_REQUIRED WORK:_
What lines in the entries hold the string "these"? List them.

|---|

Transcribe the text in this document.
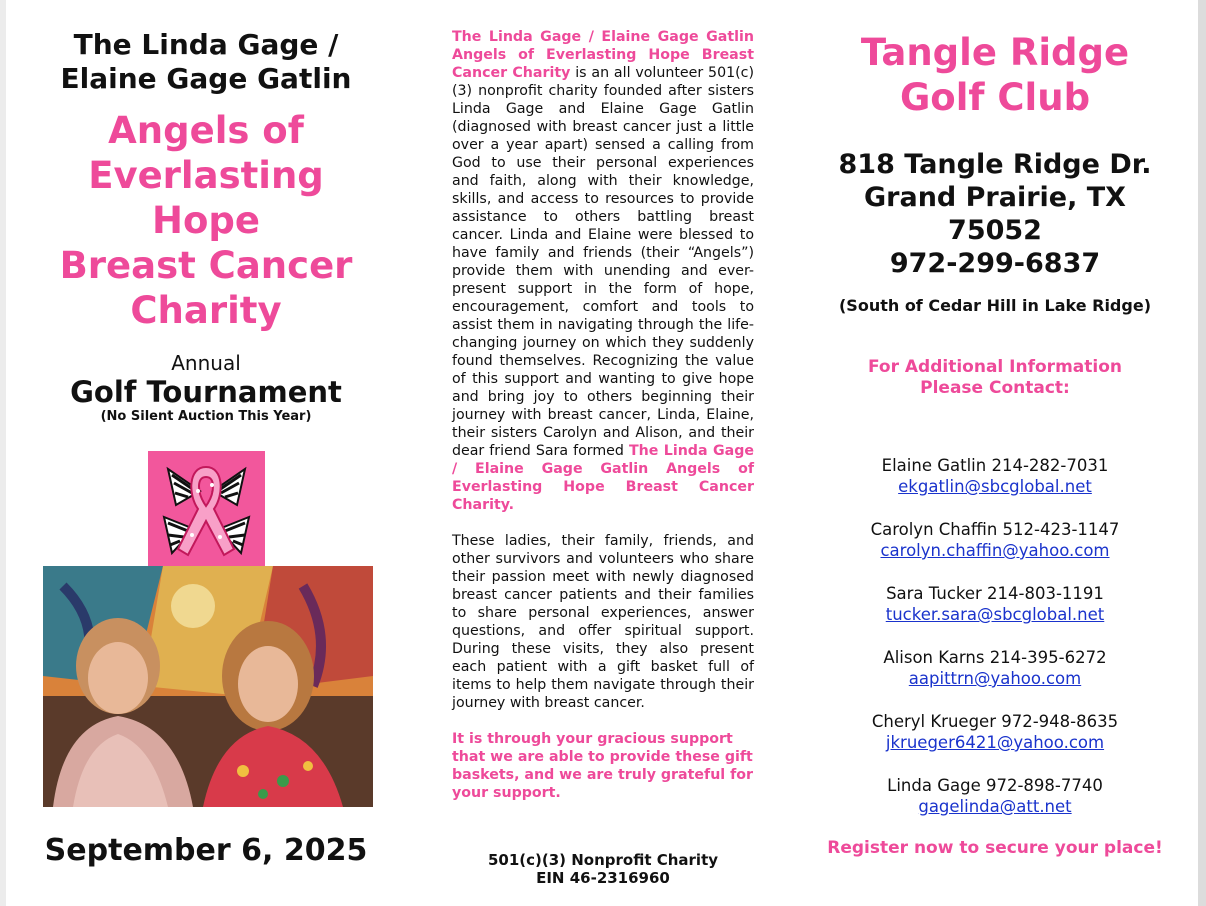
The Linda Gage /
Elaine Gage Gatlin
Angels of
Everlasting Hope
Breast Cancer
Charity
Annual
Golf Tournament
(No Silent Auction This Year)
September 6, 2025

The Linda Gage / Elaine Gage Gatlin Angels of Everlasting Hope Breast Cancer Charity is an all volunteer 501(c)(3) nonprofit charity founded after sisters Linda Gage and Elaine Gage Gatlin (diagnosed with breast cancer just a little over a year apart) sensed a calling from God to use their personal experiences and faith, along with their knowledge, skills, and access to resources to provide assistance to others battling breast cancer. Linda and Elaine were blessed to have family and friends (their “Angels”) provide them with unending and ever-present support in the form of hope, encouragement, comfort and tools to assist them in navigating through the life-changing journey on which they suddenly found themselves. Recognizing the value of this support and wanting to give hope and bring joy to others beginning their journey with breast cancer, Linda, Elaine, their sisters Carolyn and Alison, and their dear friend Sara formed The Linda Gage / Elaine Gage Gatlin Angels of Everlasting Hope Breast Cancer Charity.

These ladies, their family, friends, and other survivors and volunteers who share their passion meet with newly diagnosed breast cancer patients and their families to share personal experiences, answer questions, and offer spiritual support. During these visits, they also present each patient with a gift basket full of items to help them navigate through their journey with breast cancer.

It is through your gracious support that we are able to provide these gift baskets, and we are truly grateful for your support.

501(c)(3) Nonprofit Charity
EIN 46-2316960
Tangle Ridge
Golf Club
818 Tangle Ridge Dr.
Grand Prairie, TX 75052
972-299-6837
(South of Cedar Hill in Lake Ridge)
For Additional Information
Please Contact:
Elaine Gatlin 214-282-7031
ekgatlin@sbcglobal.net
Carolyn Chaffin 512-423-1147
carolyn.chaffin@yahoo.com
Sara Tucker 214-803-1191
tucker.sara@sbcglobal.net
Alison Karns 214-395-6272
aapittrn@yahoo.com
Cheryl Krueger 972-948-8635
jkrueger6421@yahoo.com
Linda Gage 972-898-7740
gagelinda@att.net
Register now to secure your place!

|---|

_RESPONSE TO THE EXERCISE:_
These ladies, their family, friends, and other survivors and volunteers who share their passion meet with newly diagnosed breast cancer patients and their families to share personal experiences, answer questions, and offer spiritual support. During these visits, they also present each patient with a gift basket full of items to help them navigate through their journey with breast cancer.
It is through your gracious support that we are able to provide these gift baskets, and we are truly grateful for your support.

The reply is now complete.